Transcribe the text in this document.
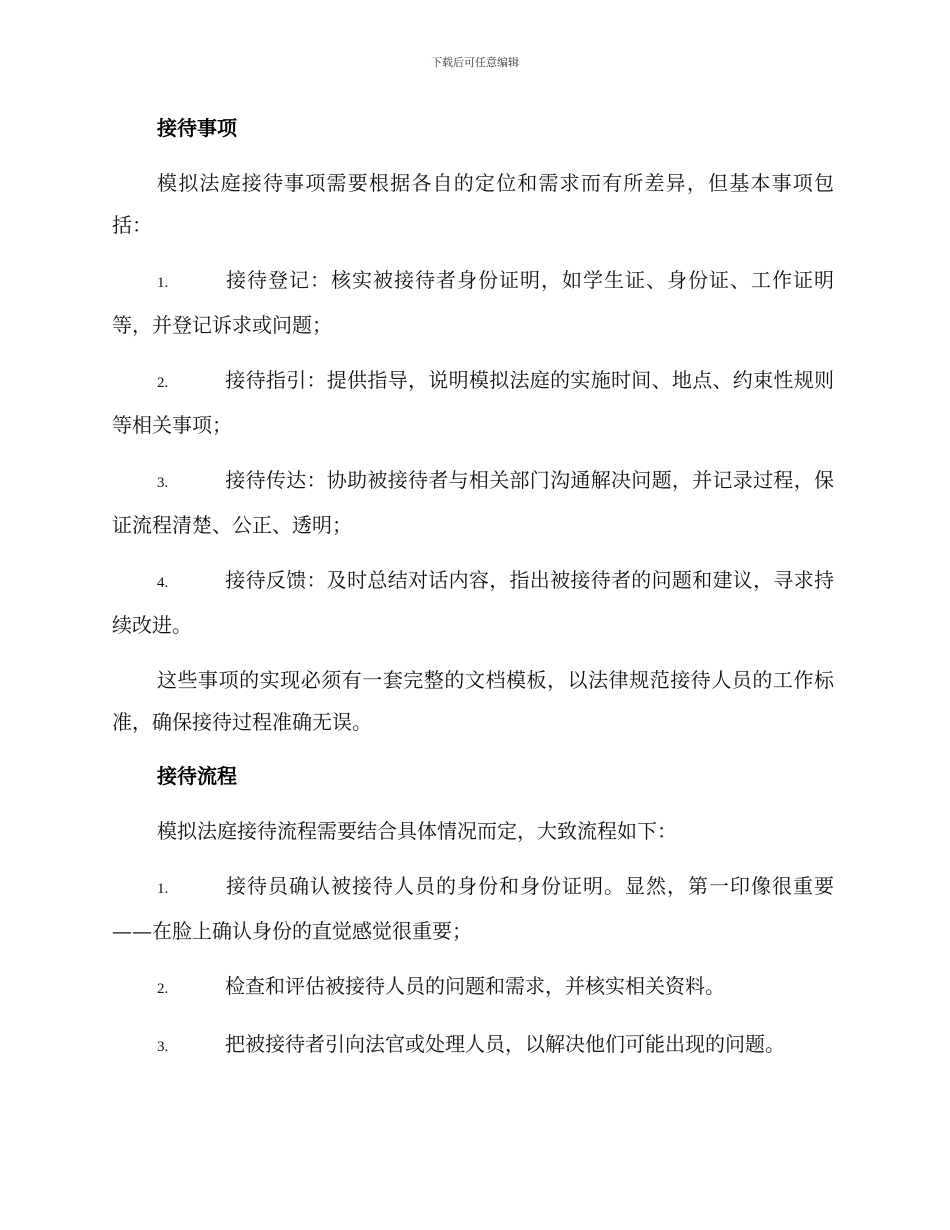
下载后可任意编辑
接待事项

模拟法庭接待事项需要根据各自的定位和需求而有所差异，但基本事项包括：

1.	接待登记：核实被接待者身份证明，如学生证、身份证、工作证明等，并登记诉求或问题；

2.	接待指引：提供指导，说明模拟法庭的实施时间、地点、约束性规则等相关事项；

3.	接待传达：协助被接待者与相关部门沟通解决问题，并记录过程，保证流程清楚、公正、透明；

4.	接待反馈：及时总结对话内容，指出被接待者的问题和建议，寻求持续改进。

这些事项的实现必须有一套完整的文档模板，以法律规范接待人员的工作标准，确保接待过程准确无误。

接待流程

模拟法庭接待流程需要结合具体情况而定，大致流程如下：

1.	接待员确认被接待人员的身份和身份证明。显然，第一印像很重要——在脸上确认身份的直觉感觉很重要；

2.	检查和评估被接待人员的问题和需求，并核实相关资料。

3.	把被接待者引向法官或处理人员，以解决他们可能出现的问题。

****

» Short problem: Make an exact reproduction of the listing above, without any pictures.

» Complete output:
Transcribe the text in this document.
下载后可任意编辑
接待事项

模拟法庭接待事项需要根据各自的定位和需求而有所差异，但基本事项包括：

1.	接待登记：核实被接待者身份证明，如学生证、身份证、工作证明等，并登记诉求或问题；

2.	接待指引：提供指导，说明模拟法庭的实施时间、地点、约束性规则等相关事项；

3.	接待传达：协助被接待者与相关部门沟通解决问题，并记录过程，保证流程清楚、公正、透明；

4.	接待反馈：及时总结对话内容，指出被接待者的问题和建议，寻求持续改进。

这些事项的实现必须有一套完整的文档模板，以法律规范接待人员的工作标准，确保接待过程准确无误。

接待流程

模拟法庭接待流程需要结合具体情况而定，大致流程如下：

1.	接待员确认被接待人员的身份和身份证明。显然，第一印像很重要——在脸上确认身份的直觉感觉很重要；

2.	检查和评估被接待人员的问题和需求，并核实相关资料。

3.	把被接待者引向法官或处理人员，以解决他们可能出现的问题。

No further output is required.